• AIM OF THE EXERCISE: Repeat the listing that follows, character for character, minus the pictures.

• EXERCISE MATERIAL:
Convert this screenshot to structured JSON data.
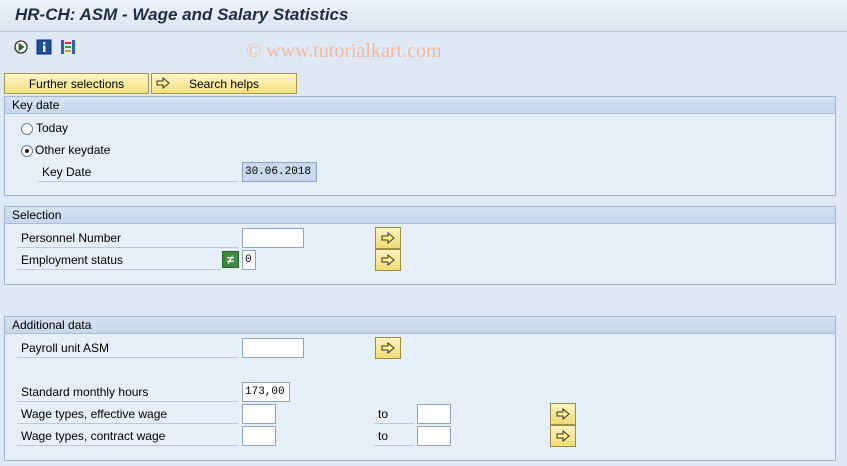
{
  "window": {
    "title": "HR-CH:  ASM - Wage and Salary Statistics"
  },
  "watermark": "© www.tutorialkart.com",
  "toolbar": {
    "icons": [
      "execute-icon",
      "info-icon",
      "variant-icon"
    ]
  },
  "buttons": {
    "further_selections": "Further selections",
    "search_helps": "Search helps"
  },
  "key_date_group": {
    "title": "Key date",
    "today_label": "Today",
    "today_selected": false,
    "other_label": "Other keydate",
    "other_selected": true,
    "key_date_label": "Key Date",
    "key_date_value": "30.06.2018"
  },
  "selection_group": {
    "title": "Selection",
    "personnel_number_label": "Personnel Number",
    "personnel_number_value": "",
    "employment_status_label": "Employment status",
    "employment_status_operator": "≠",
    "employment_status_value": "0"
  },
  "additional_group": {
    "title": "Additional data",
    "payroll_unit_label": "Payroll unit ASM",
    "payroll_unit_value": "",
    "std_hours_label": "Standard monthly hours",
    "std_hours_value": "173,00",
    "wt_effective_label": "Wage types, effective wage",
    "wt_effective_from": "",
    "wt_effective_to_label": "to",
    "wt_effective_to": "",
    "wt_contract_label": "Wage types, contract wage",
    "wt_contract_from": "",
    "wt_contract_to_label": "to",
    "wt_contract_to": ""
  },
  "colors": {
    "background": "#dfe9f5",
    "button_yellow": "#f4e07c",
    "title_text": "#1d2d44"
  }
}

• EXPECTED ANSWER:
Convert this screenshot to structured JSON data.
{
  "window": {
    "title": "HR-CH:  ASM - Wage and Salary Statistics"
  },
  "watermark": "© www.tutorialkart.com",
  "toolbar": {
    "icons": [
      "execute-icon",
      "info-icon",
      "variant-icon"
    ]
  },
  "buttons": {
    "further_selections": "Further selections",
    "search_helps": "Search helps"
  },
  "key_date_group": {
    "title": "Key date",
    "today_label": "Today",
    "today_selected": false,
    "other_label": "Other keydate",
    "other_selected": true,
    "key_date_label": "Key Date",
    "key_date_value": "30.06.2018"
  },
  "selection_group": {
    "title": "Selection",
    "personnel_number_label": "Personnel Number",
    "personnel_number_value": "",
    "employment_status_label": "Employment status",
    "employment_status_operator": "≠",
    "employment_status_value": "0"
  },
  "additional_group": {
    "title": "Additional data",
    "payroll_unit_label": "Payroll unit ASM",
    "payroll_unit_value": "",
    "std_hours_label": "Standard monthly hours",
    "std_hours_value": "173,00",
    "wt_effective_label": "Wage types, effective wage",
    "wt_effective_from": "",
    "wt_effective_to_label": "to",
    "wt_effective_to": "",
    "wt_contract_label": "Wage types, contract wage",
    "wt_contract_from": "",
    "wt_contract_to_label": "to",
    "wt_contract_to": ""
  },
  "colors": {
    "background": "#dfe9f5",
    "button_yellow": "#f4e07c",
    "title_text": "#1d2d44"
  }
}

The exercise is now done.